**Requirements:** Please rewrite these rows with every "detached houses" replaced by "detached homes", leaving everything else unchanged, and leave the pictures out of your answer.

**Material for the task:**
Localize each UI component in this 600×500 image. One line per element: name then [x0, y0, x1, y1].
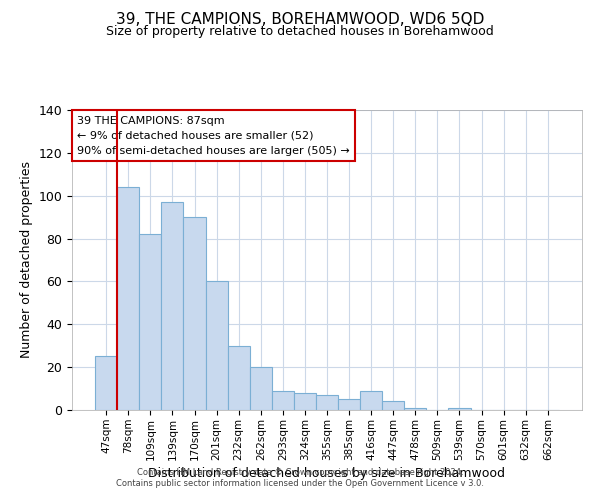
- Bar: [338, 400, 360, 410]
- Bar: [139, 234, 161, 410]
- Text: 39, THE CAMPIONS, BOREHAMWOOD, WD6 5QD: 39, THE CAMPIONS, BOREHAMWOOD, WD6 5QD: [116, 12, 484, 28]
- Text: Contains HM Land Registry data © Crown copyright and database right 2024.
Contai: Contains HM Land Registry data © Crown c…: [116, 468, 484, 487]
- Y-axis label: Number of detached properties: Number of detached properties: [20, 162, 33, 358]
- Bar: [95, 356, 117, 410]
- Bar: [448, 408, 470, 410]
- Bar: [250, 367, 272, 410]
- Bar: [161, 202, 184, 410]
- Bar: [294, 393, 316, 410]
- Bar: [316, 395, 338, 410]
- Text: 39 THE CAMPIONS: 87sqm
← 9% of detached houses are smaller (52)
90% of semi-deta: 39 THE CAMPIONS: 87sqm ← 9% of detached …: [77, 116, 350, 156]
- Bar: [382, 402, 404, 410]
- Bar: [227, 346, 250, 410]
- Text: Size of property relative to detached houses in Borehamwood: Size of property relative to detached ho…: [106, 25, 494, 38]
- Bar: [206, 282, 227, 410]
- X-axis label: Distribution of detached houses by size in Borehamwood: Distribution of detached houses by size …: [149, 466, 505, 479]
- Bar: [360, 390, 382, 410]
- Bar: [184, 217, 206, 410]
- Bar: [404, 408, 427, 410]
- Bar: [117, 187, 139, 410]
- Bar: [272, 390, 294, 410]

**Full output:**
Localize each UI component in this 600×500 image. One line per element: name then [x0, y0, x1, y1].
- Bar: [338, 400, 360, 410]
- Bar: [139, 234, 161, 410]
- Text: 39, THE CAMPIONS, BOREHAMWOOD, WD6 5QD: 39, THE CAMPIONS, BOREHAMWOOD, WD6 5QD: [116, 12, 484, 28]
- Text: Contains HM Land Registry data © Crown copyright and database right 2024.
Contai: Contains HM Land Registry data © Crown c…: [116, 468, 484, 487]
- Y-axis label: Number of detached properties: Number of detached properties: [20, 162, 33, 358]
- Bar: [95, 356, 117, 410]
- Bar: [448, 408, 470, 410]
- Bar: [250, 367, 272, 410]
- Bar: [161, 202, 184, 410]
- Bar: [294, 393, 316, 410]
- Bar: [316, 395, 338, 410]
- Text: 39 THE CAMPIONS: 87sqm
← 9% of detached homes are smaller (52)
90% of semi-deta: 39 THE CAMPIONS: 87sqm ← 9% of detached …: [77, 116, 350, 156]
- Bar: [382, 402, 404, 410]
- Bar: [227, 346, 250, 410]
- Text: Size of property relative to detached homes in Borehamwood: Size of property relative to detached ho…: [106, 25, 494, 38]
- Bar: [206, 282, 227, 410]
- X-axis label: Distribution of detached homes by size in Borehamwood: Distribution of detached homes by size …: [149, 466, 505, 479]
- Bar: [360, 390, 382, 410]
- Bar: [184, 217, 206, 410]
- Bar: [404, 408, 427, 410]
- Bar: [117, 187, 139, 410]
- Bar: [272, 390, 294, 410]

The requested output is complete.